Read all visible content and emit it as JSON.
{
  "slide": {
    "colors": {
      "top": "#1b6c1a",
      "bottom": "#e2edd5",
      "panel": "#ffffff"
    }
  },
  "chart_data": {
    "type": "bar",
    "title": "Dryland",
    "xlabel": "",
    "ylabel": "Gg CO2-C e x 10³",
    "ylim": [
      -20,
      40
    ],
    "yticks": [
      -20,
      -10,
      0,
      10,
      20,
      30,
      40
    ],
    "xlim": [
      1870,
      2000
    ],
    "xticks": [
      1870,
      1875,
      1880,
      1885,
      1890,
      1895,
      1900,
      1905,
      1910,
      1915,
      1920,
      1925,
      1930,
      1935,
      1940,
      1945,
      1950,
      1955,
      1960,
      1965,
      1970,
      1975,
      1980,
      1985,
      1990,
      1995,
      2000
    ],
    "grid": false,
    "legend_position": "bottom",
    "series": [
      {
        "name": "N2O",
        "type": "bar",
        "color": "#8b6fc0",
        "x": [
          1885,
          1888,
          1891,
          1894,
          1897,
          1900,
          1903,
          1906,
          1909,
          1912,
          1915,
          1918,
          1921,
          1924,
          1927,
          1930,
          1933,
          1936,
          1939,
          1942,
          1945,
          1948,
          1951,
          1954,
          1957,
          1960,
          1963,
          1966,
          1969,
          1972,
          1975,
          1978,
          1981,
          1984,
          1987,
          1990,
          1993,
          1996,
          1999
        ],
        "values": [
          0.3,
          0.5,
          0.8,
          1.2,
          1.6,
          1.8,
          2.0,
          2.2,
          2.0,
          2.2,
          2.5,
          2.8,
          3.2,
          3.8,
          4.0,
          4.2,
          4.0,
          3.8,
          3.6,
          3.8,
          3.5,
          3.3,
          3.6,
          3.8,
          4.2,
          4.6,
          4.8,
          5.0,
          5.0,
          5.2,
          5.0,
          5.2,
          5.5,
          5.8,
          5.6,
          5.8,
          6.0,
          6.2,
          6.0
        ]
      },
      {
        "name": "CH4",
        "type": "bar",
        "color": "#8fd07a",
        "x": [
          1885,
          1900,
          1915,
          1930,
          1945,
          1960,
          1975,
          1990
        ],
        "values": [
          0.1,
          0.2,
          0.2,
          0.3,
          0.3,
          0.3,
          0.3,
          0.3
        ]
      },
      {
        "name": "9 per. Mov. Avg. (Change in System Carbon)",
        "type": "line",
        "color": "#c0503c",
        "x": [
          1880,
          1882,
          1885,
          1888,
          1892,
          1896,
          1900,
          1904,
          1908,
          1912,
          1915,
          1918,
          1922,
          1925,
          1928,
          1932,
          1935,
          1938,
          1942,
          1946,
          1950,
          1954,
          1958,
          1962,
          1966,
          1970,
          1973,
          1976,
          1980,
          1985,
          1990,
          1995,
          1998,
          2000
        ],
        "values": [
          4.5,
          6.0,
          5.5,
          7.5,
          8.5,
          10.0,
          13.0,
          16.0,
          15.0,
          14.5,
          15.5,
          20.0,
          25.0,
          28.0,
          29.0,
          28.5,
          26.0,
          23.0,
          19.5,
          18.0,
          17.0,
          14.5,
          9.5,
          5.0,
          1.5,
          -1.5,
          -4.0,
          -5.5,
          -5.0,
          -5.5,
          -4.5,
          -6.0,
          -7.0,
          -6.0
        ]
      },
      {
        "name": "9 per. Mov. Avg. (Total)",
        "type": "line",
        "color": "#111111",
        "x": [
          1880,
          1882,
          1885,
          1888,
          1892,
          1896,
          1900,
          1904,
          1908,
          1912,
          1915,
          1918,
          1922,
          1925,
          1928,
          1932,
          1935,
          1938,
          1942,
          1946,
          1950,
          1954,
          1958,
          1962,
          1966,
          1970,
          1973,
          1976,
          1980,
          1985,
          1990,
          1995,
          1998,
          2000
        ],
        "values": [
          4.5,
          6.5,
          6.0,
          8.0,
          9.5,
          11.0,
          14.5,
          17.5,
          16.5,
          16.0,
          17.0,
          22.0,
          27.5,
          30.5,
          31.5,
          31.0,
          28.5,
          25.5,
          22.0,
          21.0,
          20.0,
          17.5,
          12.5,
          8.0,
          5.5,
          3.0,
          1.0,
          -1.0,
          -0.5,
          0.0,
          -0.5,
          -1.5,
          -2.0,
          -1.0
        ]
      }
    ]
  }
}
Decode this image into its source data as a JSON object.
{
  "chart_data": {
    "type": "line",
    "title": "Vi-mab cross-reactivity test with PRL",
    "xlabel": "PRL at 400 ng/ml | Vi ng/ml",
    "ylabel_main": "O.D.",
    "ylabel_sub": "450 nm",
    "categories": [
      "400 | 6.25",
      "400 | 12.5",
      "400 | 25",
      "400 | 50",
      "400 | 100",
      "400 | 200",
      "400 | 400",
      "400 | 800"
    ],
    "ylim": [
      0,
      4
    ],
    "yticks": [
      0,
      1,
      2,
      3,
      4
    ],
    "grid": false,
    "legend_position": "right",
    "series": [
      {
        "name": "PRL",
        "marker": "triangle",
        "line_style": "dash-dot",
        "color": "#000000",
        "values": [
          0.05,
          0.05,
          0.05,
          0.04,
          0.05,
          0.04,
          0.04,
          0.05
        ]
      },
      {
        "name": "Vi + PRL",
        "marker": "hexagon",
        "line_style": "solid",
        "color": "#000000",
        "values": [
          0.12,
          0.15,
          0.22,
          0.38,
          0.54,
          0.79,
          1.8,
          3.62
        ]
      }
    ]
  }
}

◆ ◆ ◆ ◆ ◆

**TASK STATEMENT**
Return every line of the material exactly.

**RESULT BELOW**
Read all visible content and emit it as JSON.
{
  "slide": {
    "colors": {
      "top": "#1b6c1a",
      "bottom": "#e2edd5",
      "panel": "#ffffff"
    }
  },
  "chart_data": {
    "type": "bar",
    "title": "Dryland",
    "xlabel": "",
    "ylabel": "Gg CO2-C e x 10³",
    "ylim": [
      -20,
      40
    ],
    "yticks": [
      -20,
      -10,
      0,
      10,
      20,
      30,
      40
    ],
    "xlim": [
      1870,
      2000
    ],
    "xticks": [
      1870,
      1875,
      1880,
      1885,
      1890,
      1895,
      1900,
      1905,
      1910,
      1915,
      1920,
      1925,
      1930,
      1935,
      1940,
      1945,
      1950,
      1955,
      1960,
      1965,
      1970,
      1975,
      1980,
      1985,
      1990,
      1995,
      2000
    ],
    "grid": false,
    "legend_position": "bottom",
    "series": [
      {
        "name": "N2O",
        "type": "bar",
        "color": "#8b6fc0",
        "x": [
          1885,
          1888,
          1891,
          1894,
          1897,
          1900,
          1903,
          1906,
          1909,
          1912,
          1915,
          1918,
          1921,
          1924,
          1927,
          1930,
          1933,
          1936,
          1939,
          1942,
          1945,
          1948,
          1951,
          1954,
          1957,
          1960,
          1963,
          1966,
          1969,
          1972,
          1975,
          1978,
          1981,
          1984,
          1987,
          1990,
          1993,
          1996,
          1999
        ],
        "values": [
          0.3,
          0.5,
          0.8,
          1.2,
          1.6,
          1.8,
          2.0,
          2.2,
          2.0,
          2.2,
          2.5,
          2.8,
          3.2,
          3.8,
          4.0,
          4.2,
          4.0,
          3.8,
          3.6,
          3.8,
          3.5,
          3.3,
          3.6,
          3.8,
          4.2,
          4.6,
          4.8,
          5.0,
          5.0,
          5.2,
          5.0,
          5.2,
          5.5,
          5.8,
          5.6,
          5.8,
          6.0,
          6.2,
          6.0
        ]
      },
      {
        "name": "CH4",
        "type": "bar",
        "color": "#8fd07a",
        "x": [
          1885,
          1900,
          1915,
          1930,
          1945,
          1960,
          1975,
          1990
        ],
        "values": [
          0.1,
          0.2,
          0.2,
          0.3,
          0.3,
          0.3,
          0.3,
          0.3
        ]
      },
      {
        "name": "9 per. Mov. Avg. (Change in System Carbon)",
        "type": "line",
        "color": "#c0503c",
        "x": [
          1880,
          1882,
          1885,
          1888,
          1892,
          1896,
          1900,
          1904,
          1908,
          1912,
          1915,
          1918,
          1922,
          1925,
          1928,
          1932,
          1935,
          1938,
          1942,
          1946,
          1950,
          1954,
          1958,
          1962,
          1966,
          1970,
          1973,
          1976,
          1980,
          1985,
          1990,
          1995,
          1998,
          2000
        ],
        "values": [
          4.5,
          6.0,
          5.5,
          7.5,
          8.5,
          10.0,
          13.0,
          16.0,
          15.0,
          14.5,
          15.5,
          20.0,
          25.0,
          28.0,
          29.0,
          28.5,
          26.0,
          23.0,
          19.5,
          18.0,
          17.0,
          14.5,
          9.5,
          5.0,
          1.5,
          -1.5,
          -4.0,
          -5.5,
          -5.0,
          -5.5,
          -4.5,
          -6.0,
          -7.0,
          -6.0
        ]
      },
      {
        "name": "9 per. Mov. Avg. (Total)",
        "type": "line",
        "color": "#111111",
        "x": [
          1880,
          1882,
          1885,
          1888,
          1892,
          1896,
          1900,
          1904,
          1908,
          1912,
          1915,
          1918,
          1922,
          1925,
          1928,
          1932,
          1935,
          1938,
          1942,
          1946,
          1950,
          1954,
          1958,
          1962,
          1966,
          1970,
          1973,
          1976,
          1980,
          1985,
          1990,
          1995,
          1998,
          2000
        ],
        "values": [
          4.5,
          6.5,
          6.0,
          8.0,
          9.5,
          11.0,
          14.5,
          17.5,
          16.5,
          16.0,
          17.0,
          22.0,
          27.5,
          30.5,
          31.5,
          31.0,
          28.5,
          25.5,
          22.0,
          21.0,
          20.0,
          17.5,
          12.5,
          8.0,
          5.5,
          3.0,
          1.0,
          -1.0,
          -0.5,
          0.0,
          -0.5,
          -1.5,
          -2.0,
          -1.0
        ]
      }
    ]
  }
}
Decode this image into its source data as a JSON object.
{
  "chart_data": {
    "type": "line",
    "title": "Vi-mab cross-reactivity test with PRL",
    "xlabel": "PRL at 400 ng/ml | Vi ng/ml",
    "ylabel_main": "O.D.",
    "ylabel_sub": "450 nm",
    "categories": [
      "400 | 6.25",
      "400 | 12.5",
      "400 | 25",
      "400 | 50",
      "400 | 100",
      "400 | 200",
      "400 | 400",
      "400 | 800"
    ],
    "ylim": [
      0,
      4
    ],
    "yticks": [
      0,
      1,
      2,
      3,
      4
    ],
    "grid": false,
    "legend_position": "right",
    "series": [
      {
        "name": "PRL",
        "marker": "triangle",
        "line_style": "dash-dot",
        "color": "#000000",
        "values": [
          0.05,
          0.05,
          0.05,
          0.04,
          0.05,
          0.04,
          0.04,
          0.05
        ]
      },
      {
        "name": "Vi + PRL",
        "marker": "hexagon",
        "line_style": "solid",
        "color": "#000000",
        "values": [
          0.12,
          0.15,
          0.22,
          0.38,
          0.54,
          0.79,
          1.8,
          3.62
        ]
      }
    ]
  }
}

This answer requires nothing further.